(Provided text Opens)
Monday, September 26, 2005

Predictable responses

Another Indonesian has died of bird flu and thirty four others are under observation (AP). Whether this is the sixth, as announced, or a higher number, we are seeing the beginnings of predictable cascading responses.

The island nation's traders in exotic birds have been hit hard.
"Many wealthy people are shying away from buying exotic birds. Most of our buyers now come from the lower income brackets, and they usually buy cheap pigeons for racing," said Hasyim, who said he was considering a change in profession.

The lack of business has not only affected the traders but also the parking attendants at the market. Maman, a parking attendant, said that during weekends and holidays he could earn as much as Rp 300,000 a day, but his earnings had fallen by about 75 percent since bird flu made the headlines.

Surabaya Zoo has also been hurting for business since the bird flu scare. When The Jakarta Post visited East Java's largest zoo on Saturday, there were very few visitors.

"Since the stories of bird flu killing birds at Ragunan Zoo in Jakarta a few days ago, few people have visited our zoo. But people should not worry because we check our birds every day," said zoo manager Liang Kaspe. (The Jakarta Post)
Indonesia's tourist industry is slowing and is bringing pressure on the government "to minimize the outbreak's effect on the industry." On its face the request is for a "transparent exchange of information" with other countries in the region, but a subtext is managing information and the message.
(Provided text Closes)
* [The task]:
Name every individual person mentioned by name in the post about bird flu in Indonesia. None of the items are needed for this.
(Dataset Opens)
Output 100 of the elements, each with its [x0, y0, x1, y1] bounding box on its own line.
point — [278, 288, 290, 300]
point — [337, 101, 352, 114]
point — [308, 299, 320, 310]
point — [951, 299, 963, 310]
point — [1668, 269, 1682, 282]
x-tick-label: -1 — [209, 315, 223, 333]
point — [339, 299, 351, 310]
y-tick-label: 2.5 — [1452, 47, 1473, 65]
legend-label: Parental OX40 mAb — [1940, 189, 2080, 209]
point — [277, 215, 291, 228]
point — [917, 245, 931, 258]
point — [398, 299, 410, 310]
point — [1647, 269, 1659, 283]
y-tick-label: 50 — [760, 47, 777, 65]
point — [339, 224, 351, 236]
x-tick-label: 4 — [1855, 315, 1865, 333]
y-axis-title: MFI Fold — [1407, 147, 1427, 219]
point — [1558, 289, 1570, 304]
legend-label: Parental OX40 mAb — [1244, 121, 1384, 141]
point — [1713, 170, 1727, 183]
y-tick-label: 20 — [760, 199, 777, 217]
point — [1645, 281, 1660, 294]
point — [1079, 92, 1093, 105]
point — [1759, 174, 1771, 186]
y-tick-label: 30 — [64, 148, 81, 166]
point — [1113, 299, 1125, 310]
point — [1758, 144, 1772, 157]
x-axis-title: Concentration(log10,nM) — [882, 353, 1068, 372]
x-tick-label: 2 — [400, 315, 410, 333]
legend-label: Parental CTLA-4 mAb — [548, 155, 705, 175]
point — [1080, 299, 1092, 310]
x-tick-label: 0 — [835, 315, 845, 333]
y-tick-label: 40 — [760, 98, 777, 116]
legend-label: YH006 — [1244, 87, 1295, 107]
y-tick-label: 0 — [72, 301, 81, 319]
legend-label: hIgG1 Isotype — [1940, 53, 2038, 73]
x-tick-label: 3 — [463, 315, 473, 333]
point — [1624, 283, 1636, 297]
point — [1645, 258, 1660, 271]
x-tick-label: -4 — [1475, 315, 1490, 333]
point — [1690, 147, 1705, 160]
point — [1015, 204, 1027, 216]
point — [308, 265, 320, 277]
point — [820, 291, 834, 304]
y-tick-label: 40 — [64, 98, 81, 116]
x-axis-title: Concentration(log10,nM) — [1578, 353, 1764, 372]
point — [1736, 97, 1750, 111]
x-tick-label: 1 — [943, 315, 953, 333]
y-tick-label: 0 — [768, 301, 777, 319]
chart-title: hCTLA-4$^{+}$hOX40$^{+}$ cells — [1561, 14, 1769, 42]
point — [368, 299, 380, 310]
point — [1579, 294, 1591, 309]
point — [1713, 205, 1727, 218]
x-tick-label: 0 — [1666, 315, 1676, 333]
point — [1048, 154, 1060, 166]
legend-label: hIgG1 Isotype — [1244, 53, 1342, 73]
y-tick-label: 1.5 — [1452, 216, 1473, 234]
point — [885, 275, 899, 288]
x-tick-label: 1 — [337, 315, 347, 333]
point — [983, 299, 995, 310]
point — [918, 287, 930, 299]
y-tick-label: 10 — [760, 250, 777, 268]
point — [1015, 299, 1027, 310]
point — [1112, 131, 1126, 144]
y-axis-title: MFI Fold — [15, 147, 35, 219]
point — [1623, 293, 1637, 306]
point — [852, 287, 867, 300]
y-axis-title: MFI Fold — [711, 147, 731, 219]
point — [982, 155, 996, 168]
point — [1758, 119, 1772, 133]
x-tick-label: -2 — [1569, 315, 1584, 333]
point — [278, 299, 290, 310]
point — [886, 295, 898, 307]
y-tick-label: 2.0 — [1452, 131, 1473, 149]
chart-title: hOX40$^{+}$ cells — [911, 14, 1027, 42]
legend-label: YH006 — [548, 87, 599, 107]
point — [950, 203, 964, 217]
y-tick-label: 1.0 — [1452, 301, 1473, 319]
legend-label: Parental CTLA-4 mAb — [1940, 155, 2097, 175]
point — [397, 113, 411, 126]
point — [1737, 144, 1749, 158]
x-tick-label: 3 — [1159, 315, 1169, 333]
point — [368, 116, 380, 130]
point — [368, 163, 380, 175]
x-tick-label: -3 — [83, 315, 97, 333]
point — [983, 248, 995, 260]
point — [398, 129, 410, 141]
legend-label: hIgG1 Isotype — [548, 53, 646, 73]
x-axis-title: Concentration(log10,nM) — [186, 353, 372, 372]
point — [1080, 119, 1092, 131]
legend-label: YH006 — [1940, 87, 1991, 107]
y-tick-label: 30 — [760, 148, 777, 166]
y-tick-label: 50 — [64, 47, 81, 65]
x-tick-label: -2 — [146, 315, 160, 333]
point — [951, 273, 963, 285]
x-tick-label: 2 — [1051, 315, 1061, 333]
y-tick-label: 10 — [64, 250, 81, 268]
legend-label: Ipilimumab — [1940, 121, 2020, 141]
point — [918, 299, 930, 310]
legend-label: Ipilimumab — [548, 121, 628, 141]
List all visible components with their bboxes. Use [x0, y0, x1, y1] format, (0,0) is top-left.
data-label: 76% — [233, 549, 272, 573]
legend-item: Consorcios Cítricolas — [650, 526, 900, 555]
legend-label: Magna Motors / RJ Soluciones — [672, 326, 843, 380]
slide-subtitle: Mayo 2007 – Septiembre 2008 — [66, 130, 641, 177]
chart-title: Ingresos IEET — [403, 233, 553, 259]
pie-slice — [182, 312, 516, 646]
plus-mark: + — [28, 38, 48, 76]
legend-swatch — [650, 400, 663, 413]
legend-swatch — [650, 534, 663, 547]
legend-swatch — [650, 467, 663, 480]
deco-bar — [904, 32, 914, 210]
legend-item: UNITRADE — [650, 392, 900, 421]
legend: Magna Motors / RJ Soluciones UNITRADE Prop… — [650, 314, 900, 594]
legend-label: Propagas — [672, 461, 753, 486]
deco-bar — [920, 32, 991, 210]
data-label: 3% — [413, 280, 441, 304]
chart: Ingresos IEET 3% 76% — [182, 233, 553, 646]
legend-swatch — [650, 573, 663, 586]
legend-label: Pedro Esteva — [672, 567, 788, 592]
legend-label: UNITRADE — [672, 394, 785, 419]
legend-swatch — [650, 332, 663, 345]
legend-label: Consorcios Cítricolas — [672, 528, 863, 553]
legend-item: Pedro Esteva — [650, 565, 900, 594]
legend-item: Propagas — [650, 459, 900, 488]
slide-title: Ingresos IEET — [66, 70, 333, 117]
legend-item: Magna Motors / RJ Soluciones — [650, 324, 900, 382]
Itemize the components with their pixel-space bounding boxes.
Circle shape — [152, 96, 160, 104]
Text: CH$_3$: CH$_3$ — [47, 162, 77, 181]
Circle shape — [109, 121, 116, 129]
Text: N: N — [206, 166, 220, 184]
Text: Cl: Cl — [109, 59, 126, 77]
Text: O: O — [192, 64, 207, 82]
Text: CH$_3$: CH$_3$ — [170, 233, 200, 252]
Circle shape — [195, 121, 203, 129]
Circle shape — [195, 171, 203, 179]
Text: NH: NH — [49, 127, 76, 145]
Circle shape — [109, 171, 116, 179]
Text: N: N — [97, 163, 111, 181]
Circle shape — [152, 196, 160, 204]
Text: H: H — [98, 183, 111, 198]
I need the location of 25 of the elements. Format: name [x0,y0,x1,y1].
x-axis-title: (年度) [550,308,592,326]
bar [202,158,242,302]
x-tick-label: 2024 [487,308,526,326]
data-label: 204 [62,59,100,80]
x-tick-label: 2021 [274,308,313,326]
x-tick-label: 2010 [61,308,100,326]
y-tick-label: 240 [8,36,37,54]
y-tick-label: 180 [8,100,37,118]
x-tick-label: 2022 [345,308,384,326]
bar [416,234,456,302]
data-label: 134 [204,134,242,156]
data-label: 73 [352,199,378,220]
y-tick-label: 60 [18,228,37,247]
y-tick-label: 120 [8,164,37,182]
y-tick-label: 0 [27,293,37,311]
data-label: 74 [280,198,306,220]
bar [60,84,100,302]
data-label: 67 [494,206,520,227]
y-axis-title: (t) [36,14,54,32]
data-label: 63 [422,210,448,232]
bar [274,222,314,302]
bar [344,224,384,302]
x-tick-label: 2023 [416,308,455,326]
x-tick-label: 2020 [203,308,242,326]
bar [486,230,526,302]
(Dataset Closes)
* [Exercise solution]:
Hasyim, Maman, Liang Kaspe